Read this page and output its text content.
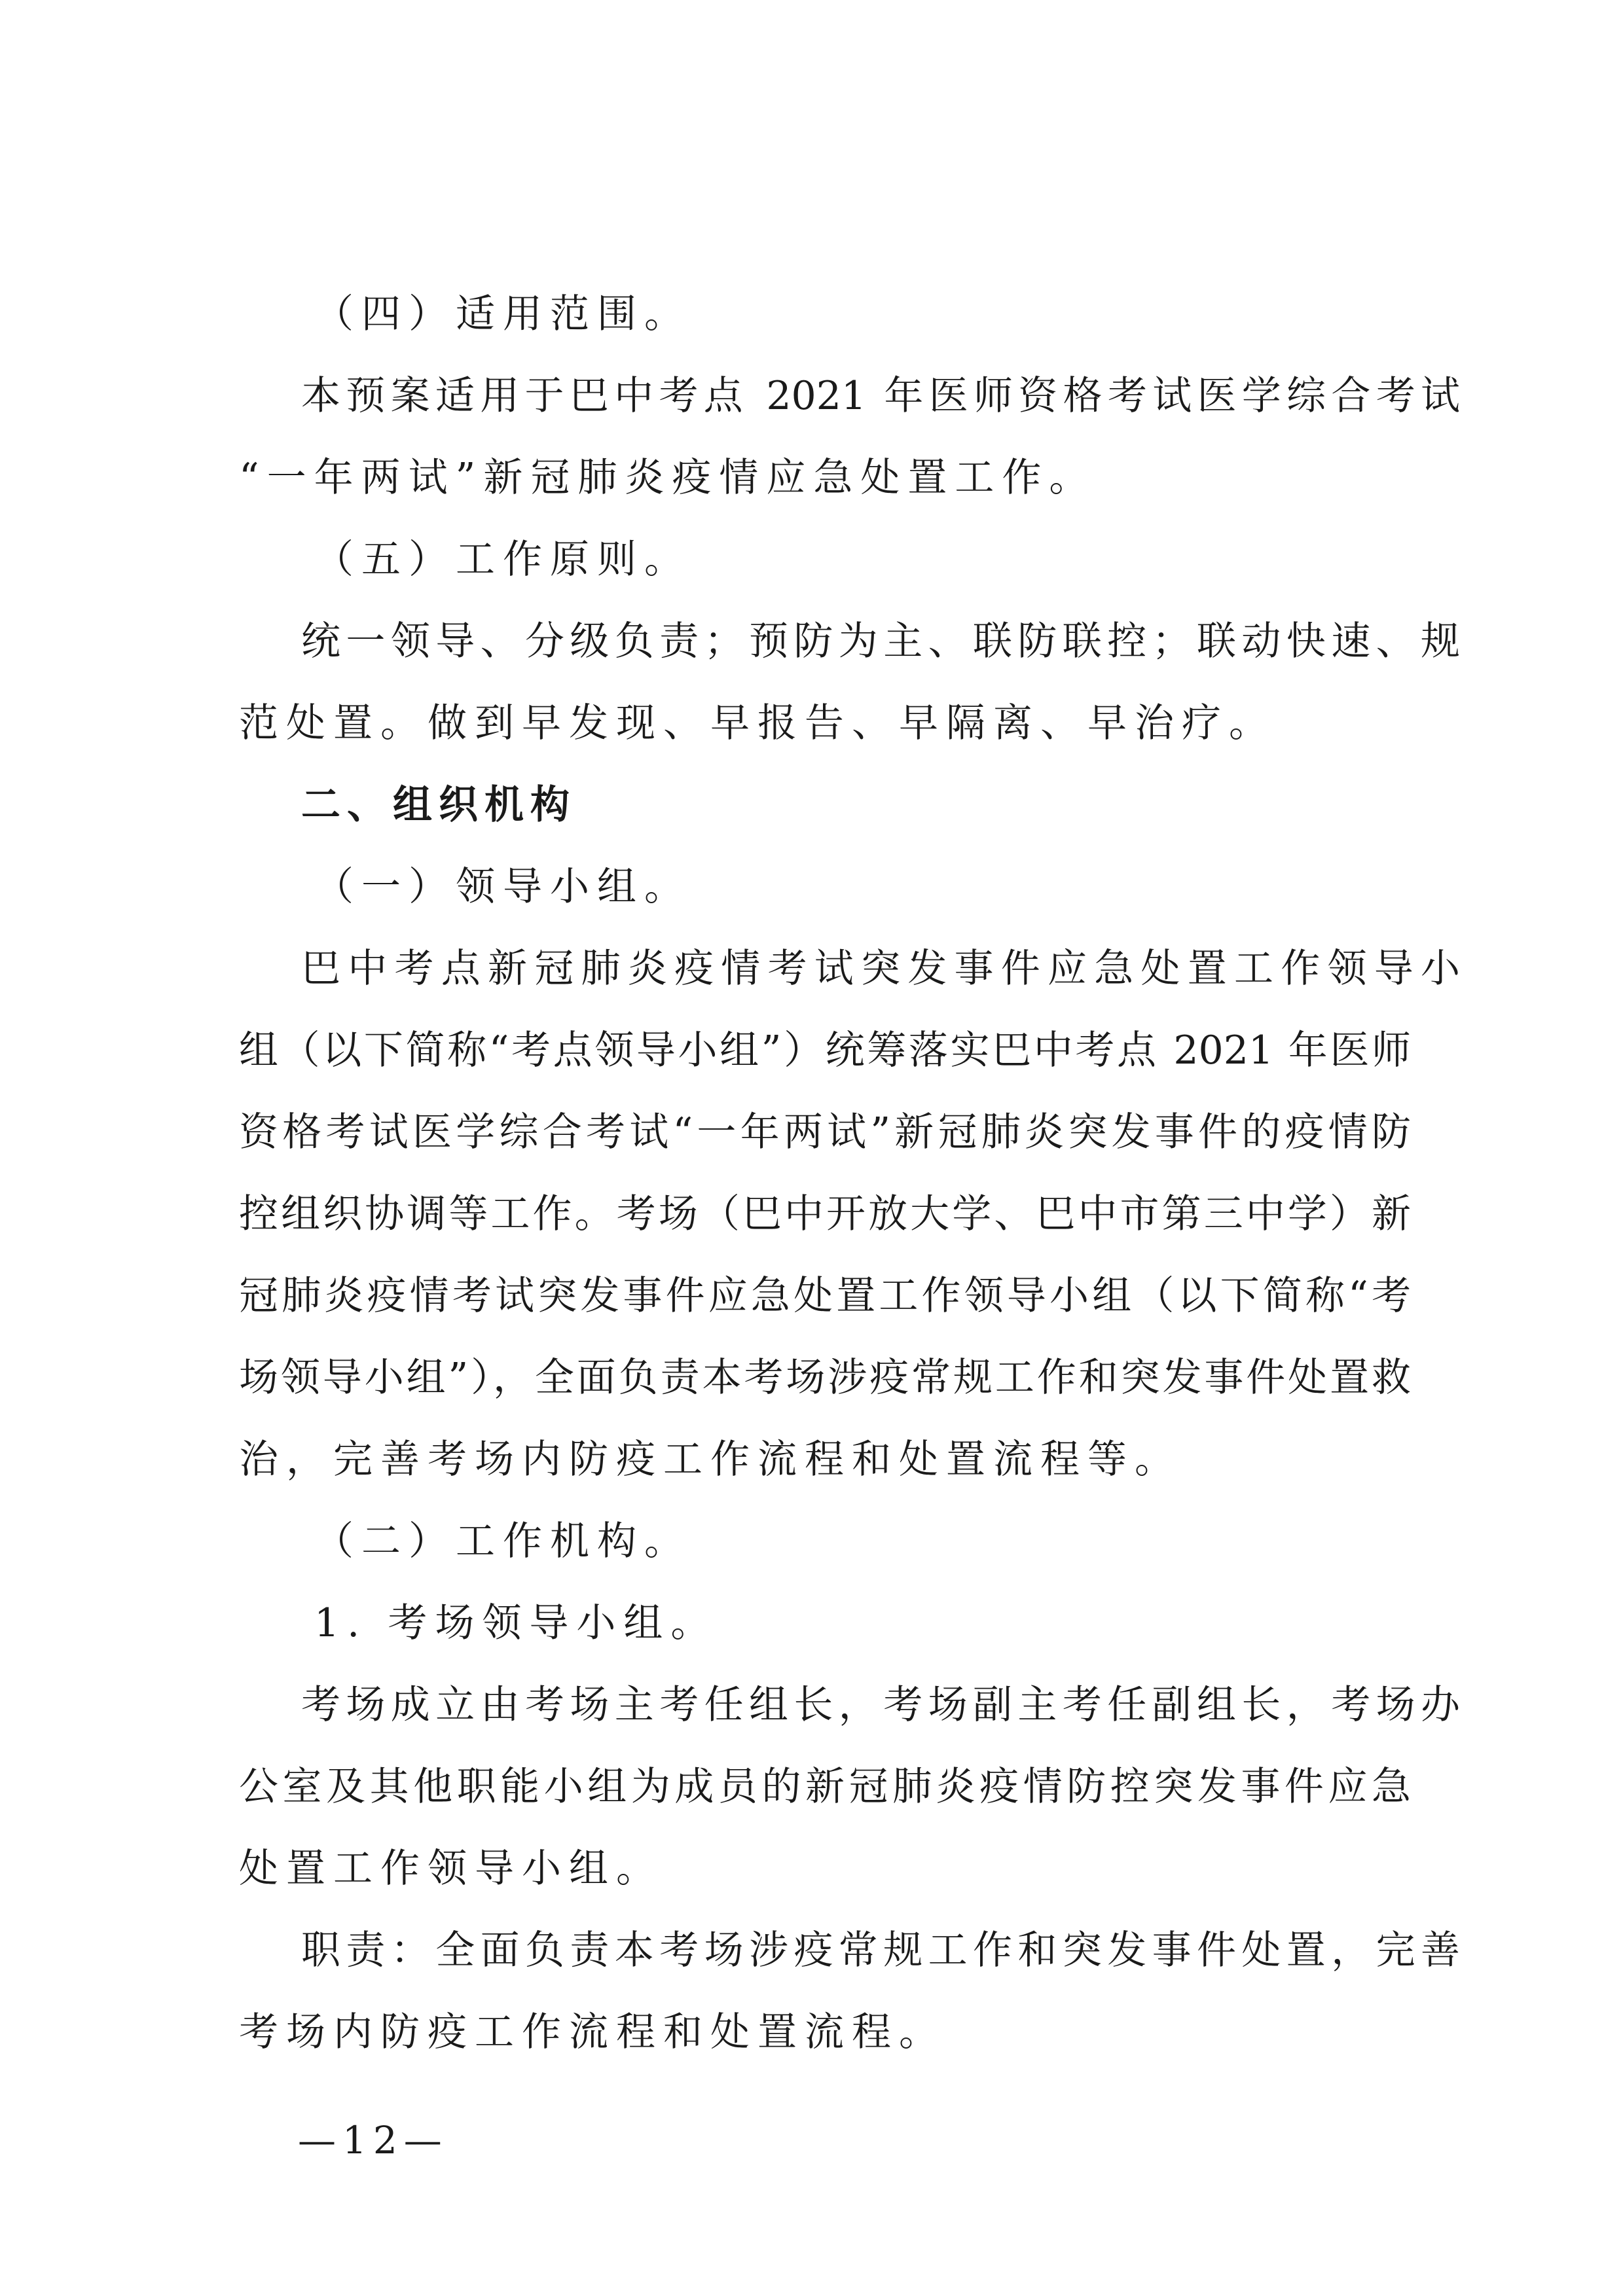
（四）适用范围。
本预案适用于巴中考点 2021 年医师资格考试医学综合考试
“一年两试”新冠肺炎疫情应急处置工作。
（五）工作原则。
统一领导、分级负责；预防为主、联防联控；联动快速、规
范处置。做到早发现、早报告、早隔离、早治疗。
二、组织机构
（一）领导小组。
巴中考点新冠肺炎疫情考试突发事件应急处置工作领导小
组（以下简称“考点领导小组”）统筹落实巴中考点 2021 年医师
资格考试医学综合考试“一年两试”新冠肺炎突发事件的疫情防
控组织协调等工作。考场（巴中开放大学、巴中市第三中学）新
冠肺炎疫情考试突发事件应急处置工作领导小组（以下简称“考
场领导小组”），全面负责本考场涉疫常规工作和突发事件处置救
治，完善考场内防疫工作流程和处置流程等。
（二）工作机构。
1. 考场领导小组。
考场成立由考场主考任组长，考场副主考任副组长，考场办
公室及其他职能小组为成员的新冠肺炎疫情防控突发事件应急
处置工作领导小组。
职责：全面负责本考场涉疫常规工作和突发事件处置，完善
考场内防疫工作流程和处置流程。
—12—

SHORT EXERCISE:
Can you retype every record above exactly, leaving out the pictures?

SOLUTION TO THE PROBLEM:
Read this page and output its text content.
（四）适用范围。
本预案适用于巴中考点 2021 年医师资格考试医学综合考试
“一年两试”新冠肺炎疫情应急处置工作。
（五）工作原则。
统一领导、分级负责；预防为主、联防联控；联动快速、规
范处置。做到早发现、早报告、早隔离、早治疗。
二、组织机构
（一）领导小组。
巴中考点新冠肺炎疫情考试突发事件应急处置工作领导小
组（以下简称“考点领导小组”）统筹落实巴中考点 2021 年医师
资格考试医学综合考试“一年两试”新冠肺炎突发事件的疫情防
控组织协调等工作。考场（巴中开放大学、巴中市第三中学）新
冠肺炎疫情考试突发事件应急处置工作领导小组（以下简称“考
场领导小组”），全面负责本考场涉疫常规工作和突发事件处置救
治，完善考场内防疫工作流程和处置流程等。
（二）工作机构。
1. 考场领导小组。
考场成立由考场主考任组长，考场副主考任副组长，考场办
公室及其他职能小组为成员的新冠肺炎疫情防控突发事件应急
处置工作领导小组。
职责：全面负责本考场涉疫常规工作和突发事件处置，完善
考场内防疫工作流程和处置流程。
—12—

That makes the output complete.